» Exercise brief
Copy out every row below word for word, changing nothing in any line.
----- Extracted material -----
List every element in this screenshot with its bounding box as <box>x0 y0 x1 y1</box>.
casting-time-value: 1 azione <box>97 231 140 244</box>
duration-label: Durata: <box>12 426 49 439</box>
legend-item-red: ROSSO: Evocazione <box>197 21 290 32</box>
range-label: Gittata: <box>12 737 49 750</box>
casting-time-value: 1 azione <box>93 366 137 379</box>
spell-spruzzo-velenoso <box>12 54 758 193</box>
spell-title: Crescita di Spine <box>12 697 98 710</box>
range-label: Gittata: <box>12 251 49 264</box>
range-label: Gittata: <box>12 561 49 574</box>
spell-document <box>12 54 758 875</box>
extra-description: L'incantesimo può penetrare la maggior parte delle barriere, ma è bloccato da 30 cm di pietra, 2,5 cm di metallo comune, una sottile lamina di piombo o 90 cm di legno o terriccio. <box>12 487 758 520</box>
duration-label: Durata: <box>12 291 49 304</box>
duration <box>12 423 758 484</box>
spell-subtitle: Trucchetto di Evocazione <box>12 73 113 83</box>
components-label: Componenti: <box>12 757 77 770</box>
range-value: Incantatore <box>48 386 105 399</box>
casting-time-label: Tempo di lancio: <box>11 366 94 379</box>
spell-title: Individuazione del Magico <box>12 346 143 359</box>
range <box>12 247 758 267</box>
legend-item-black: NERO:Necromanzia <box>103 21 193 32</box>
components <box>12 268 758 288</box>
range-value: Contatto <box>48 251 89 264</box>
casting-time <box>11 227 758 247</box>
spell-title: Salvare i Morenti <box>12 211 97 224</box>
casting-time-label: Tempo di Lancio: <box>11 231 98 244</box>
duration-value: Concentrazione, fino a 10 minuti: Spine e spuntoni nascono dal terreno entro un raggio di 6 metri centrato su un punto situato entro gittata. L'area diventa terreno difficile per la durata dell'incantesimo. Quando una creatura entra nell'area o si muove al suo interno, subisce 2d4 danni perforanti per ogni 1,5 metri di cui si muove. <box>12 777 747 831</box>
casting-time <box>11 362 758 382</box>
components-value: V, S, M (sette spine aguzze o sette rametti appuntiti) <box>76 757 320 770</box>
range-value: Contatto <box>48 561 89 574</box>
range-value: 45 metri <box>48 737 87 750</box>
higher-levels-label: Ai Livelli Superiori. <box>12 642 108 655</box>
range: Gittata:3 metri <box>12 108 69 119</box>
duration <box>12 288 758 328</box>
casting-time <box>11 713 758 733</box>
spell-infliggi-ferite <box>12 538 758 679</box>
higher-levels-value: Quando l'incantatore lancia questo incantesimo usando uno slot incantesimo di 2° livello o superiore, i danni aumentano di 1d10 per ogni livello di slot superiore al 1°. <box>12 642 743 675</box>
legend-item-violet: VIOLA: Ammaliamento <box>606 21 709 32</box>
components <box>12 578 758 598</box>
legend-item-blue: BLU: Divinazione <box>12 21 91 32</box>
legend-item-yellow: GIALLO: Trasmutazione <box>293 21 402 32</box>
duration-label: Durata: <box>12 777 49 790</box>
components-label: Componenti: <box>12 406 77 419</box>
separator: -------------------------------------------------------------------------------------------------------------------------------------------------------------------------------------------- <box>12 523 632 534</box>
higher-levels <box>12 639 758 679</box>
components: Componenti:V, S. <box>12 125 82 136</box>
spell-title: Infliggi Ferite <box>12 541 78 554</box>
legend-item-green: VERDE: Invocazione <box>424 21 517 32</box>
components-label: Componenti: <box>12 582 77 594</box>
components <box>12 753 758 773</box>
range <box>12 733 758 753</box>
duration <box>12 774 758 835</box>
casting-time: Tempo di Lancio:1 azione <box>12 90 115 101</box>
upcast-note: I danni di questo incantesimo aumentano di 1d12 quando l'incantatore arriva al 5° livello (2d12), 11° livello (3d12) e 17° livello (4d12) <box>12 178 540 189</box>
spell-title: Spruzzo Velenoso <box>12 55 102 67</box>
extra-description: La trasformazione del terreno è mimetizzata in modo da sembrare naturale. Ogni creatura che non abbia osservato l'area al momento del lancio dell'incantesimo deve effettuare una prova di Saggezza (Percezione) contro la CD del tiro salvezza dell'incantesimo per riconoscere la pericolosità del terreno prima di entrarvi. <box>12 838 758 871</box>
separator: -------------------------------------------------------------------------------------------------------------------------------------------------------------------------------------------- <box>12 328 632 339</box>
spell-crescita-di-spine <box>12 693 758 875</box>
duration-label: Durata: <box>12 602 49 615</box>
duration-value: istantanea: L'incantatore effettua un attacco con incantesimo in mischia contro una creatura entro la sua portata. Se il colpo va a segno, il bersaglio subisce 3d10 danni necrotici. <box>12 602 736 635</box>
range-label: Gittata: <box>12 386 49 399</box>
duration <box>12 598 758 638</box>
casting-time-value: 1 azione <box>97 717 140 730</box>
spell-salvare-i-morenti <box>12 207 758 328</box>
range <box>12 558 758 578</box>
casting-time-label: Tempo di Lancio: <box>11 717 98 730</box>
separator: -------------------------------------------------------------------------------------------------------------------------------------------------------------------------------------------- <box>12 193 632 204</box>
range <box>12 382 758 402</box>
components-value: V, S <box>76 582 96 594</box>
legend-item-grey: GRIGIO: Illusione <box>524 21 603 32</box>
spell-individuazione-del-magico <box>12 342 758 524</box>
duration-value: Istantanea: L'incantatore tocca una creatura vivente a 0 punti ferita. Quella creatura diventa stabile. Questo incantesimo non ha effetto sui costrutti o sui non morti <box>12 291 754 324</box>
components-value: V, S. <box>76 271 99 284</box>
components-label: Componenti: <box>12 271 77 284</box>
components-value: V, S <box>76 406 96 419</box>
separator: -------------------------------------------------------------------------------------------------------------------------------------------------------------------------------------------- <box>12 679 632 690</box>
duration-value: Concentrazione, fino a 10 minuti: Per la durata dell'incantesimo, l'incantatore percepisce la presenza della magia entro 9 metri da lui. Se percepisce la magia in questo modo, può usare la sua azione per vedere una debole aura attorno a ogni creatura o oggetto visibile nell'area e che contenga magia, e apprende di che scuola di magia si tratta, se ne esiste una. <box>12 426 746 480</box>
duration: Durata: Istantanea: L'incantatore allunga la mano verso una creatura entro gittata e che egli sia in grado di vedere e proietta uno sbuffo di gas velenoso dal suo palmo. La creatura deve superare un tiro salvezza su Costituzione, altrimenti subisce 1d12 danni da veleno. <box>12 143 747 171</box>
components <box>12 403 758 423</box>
-----
» Solution below
List every element in this screenshot with its bounding box as <box>x0 y0 x1 y1</box>.
casting-time-value: 1 azione <box>97 231 140 244</box>
duration-label: Durata: <box>12 426 49 439</box>
legend-item-red: ROSSO: Evocazione <box>197 21 290 32</box>
range-label: Gittata: <box>12 737 49 750</box>
casting-time-value: 1 azione <box>93 366 137 379</box>
spell-spruzzo-velenoso <box>12 54 758 193</box>
spell-title: Crescita di Spine <box>12 697 98 710</box>
range-label: Gittata: <box>12 251 49 264</box>
range-label: Gittata: <box>12 561 49 574</box>
spell-document <box>12 54 758 875</box>
extra-description: L'incantesimo può penetrare la maggior parte delle barriere, ma è bloccato da 30 cm di pietra, 2,5 cm di metallo comune, una sottile lamina di piombo o 90 cm di legno o terriccio. <box>12 487 758 520</box>
duration-label: Durata: <box>12 291 49 304</box>
duration <box>12 423 758 484</box>
spell-subtitle: Trucchetto di Evocazione <box>12 73 113 83</box>
components-label: Componenti: <box>12 757 77 770</box>
range-value: Incantatore <box>48 386 105 399</box>
casting-time-label: Tempo di lancio: <box>11 366 94 379</box>
spell-title: Individuazione del Magico <box>12 346 143 359</box>
range <box>12 247 758 267</box>
legend-item-black: NERO:Necromanzia <box>103 21 193 32</box>
components <box>12 268 758 288</box>
range-value: Contatto <box>48 251 89 264</box>
casting-time <box>11 227 758 247</box>
spell-title: Salvare i Morenti <box>12 211 97 224</box>
casting-time-label: Tempo di Lancio: <box>11 231 98 244</box>
duration-value: Concentrazione, fino a 10 minuti: Spine e spuntoni nascono dal terreno entro un raggio di 6 metri centrato su un punto situato entro gittata. L'area diventa terreno difficile per la durata dell'incantesimo. Quando una creatura entra nell'area o si muove al suo interno, subisce 2d4 danni perforanti per ogni 1,5 metri di cui si muove. <box>12 777 747 831</box>
casting-time <box>11 362 758 382</box>
components-value: V, S, M (sette spine aguzze o sette rametti appuntiti) <box>76 757 320 770</box>
range-value: Contatto <box>48 561 89 574</box>
range-value: 45 metri <box>48 737 87 750</box>
higher-levels-label: Ai Livelli Superiori. <box>12 642 108 655</box>
range: Gittata:3 metri <box>12 108 69 119</box>
duration <box>12 288 758 328</box>
casting-time <box>11 713 758 733</box>
spell-infliggi-ferite <box>12 538 758 679</box>
higher-levels-value: Quando l'incantatore lancia questo incantesimo usando uno slot incantesimo di 2° livello o superiore, i danni aumentano di 1d10 per ogni livello di slot superiore al 1°. <box>12 642 743 675</box>
legend-item-violet: VIOLA: Ammaliamento <box>606 21 709 32</box>
components <box>12 578 758 598</box>
legend-item-blue: BLU: Divinazione <box>12 21 91 32</box>
legend-item-yellow: GIALLO: Trasmutazione <box>293 21 402 32</box>
duration-label: Durata: <box>12 777 49 790</box>
components-label: Componenti: <box>12 406 77 419</box>
separator: -------------------------------------------------------------------------------------------------------------------------------------------------------------------------------------------- <box>12 523 632 534</box>
higher-levels <box>12 639 758 679</box>
components: Componenti:V, S. <box>12 125 82 136</box>
spell-title: Infliggi Ferite <box>12 541 78 554</box>
legend-item-green: VERDE: Invocazione <box>424 21 517 32</box>
components-label: Componenti: <box>12 582 77 594</box>
components <box>12 753 758 773</box>
range <box>12 733 758 753</box>
duration <box>12 774 758 835</box>
casting-time: Tempo di Lancio:1 azione <box>12 90 115 101</box>
upcast-note: I danni di questo incantesimo aumentano di 1d12 quando l'incantatore arriva al 5° livello (2d12), 11° livello (3d12) e 17° livello (4d12) <box>12 178 540 189</box>
spell-title: Spruzzo Velenoso <box>12 55 102 67</box>
extra-description: La trasformazione del terreno è mimetizzata in modo da sembrare naturale. Ogni creatura che non abbia osservato l'area al momento del lancio dell'incantesimo deve effettuare una prova di Saggezza (Percezione) contro la CD del tiro salvezza dell'incantesimo per riconoscere la pericolosità del terreno prima di entrarvi. <box>12 838 758 871</box>
separator: -------------------------------------------------------------------------------------------------------------------------------------------------------------------------------------------- <box>12 328 632 339</box>
spell-crescita-di-spine <box>12 693 758 875</box>
duration-label: Durata: <box>12 602 49 615</box>
duration-value: istantanea: L'incantatore effettua un attacco con incantesimo in mischia contro una creatura entro la sua portata. Se il colpo va a segno, il bersaglio subisce 3d10 danni necrotici. <box>12 602 736 635</box>
range-label: Gittata: <box>12 386 49 399</box>
duration <box>12 598 758 638</box>
casting-time-value: 1 azione <box>97 717 140 730</box>
spell-salvare-i-morenti <box>12 207 758 328</box>
range <box>12 558 758 578</box>
casting-time-label: Tempo di Lancio: <box>11 717 98 730</box>
separator: -------------------------------------------------------------------------------------------------------------------------------------------------------------------------------------------- <box>12 193 632 204</box>
range <box>12 382 758 402</box>
components-value: V, S <box>76 582 96 594</box>
legend-item-grey: GRIGIO: Illusione <box>524 21 603 32</box>
spell-individuazione-del-magico <box>12 342 758 524</box>
duration-value: Istantanea: L'incantatore tocca una creatura vivente a 0 punti ferita. Quella creatura diventa stabile. Questo incantesimo non ha effetto sui costrutti o sui non morti <box>12 291 754 324</box>
components-value: V, S. <box>76 271 99 284</box>
components-label: Componenti: <box>12 271 77 284</box>
components-value: V, S <box>76 406 96 419</box>
separator: -------------------------------------------------------------------------------------------------------------------------------------------------------------------------------------------- <box>12 679 632 690</box>
duration-value: Concentrazione, fino a 10 minuti: Per la durata dell'incantesimo, l'incantatore percepisce la presenza della magia entro 9 metri da lui. Se percepisce la magia in questo modo, può usare la sua azione per vedere una debole aura attorno a ogni creatura o oggetto visibile nell'area e che contenga magia, e apprende di che scuola di magia si tratta, se ne esiste una. <box>12 426 746 480</box>
duration: Durata: Istantanea: L'incantatore allunga la mano verso una creatura entro gittata e che egli sia in grado di vedere e proietta uno sbuffo di gas velenoso dal suo palmo. La creatura deve superare un tiro salvezza su Costituzione, altrimenti subisce 1d12 danni da veleno. <box>12 143 747 171</box>
components <box>12 403 758 423</box>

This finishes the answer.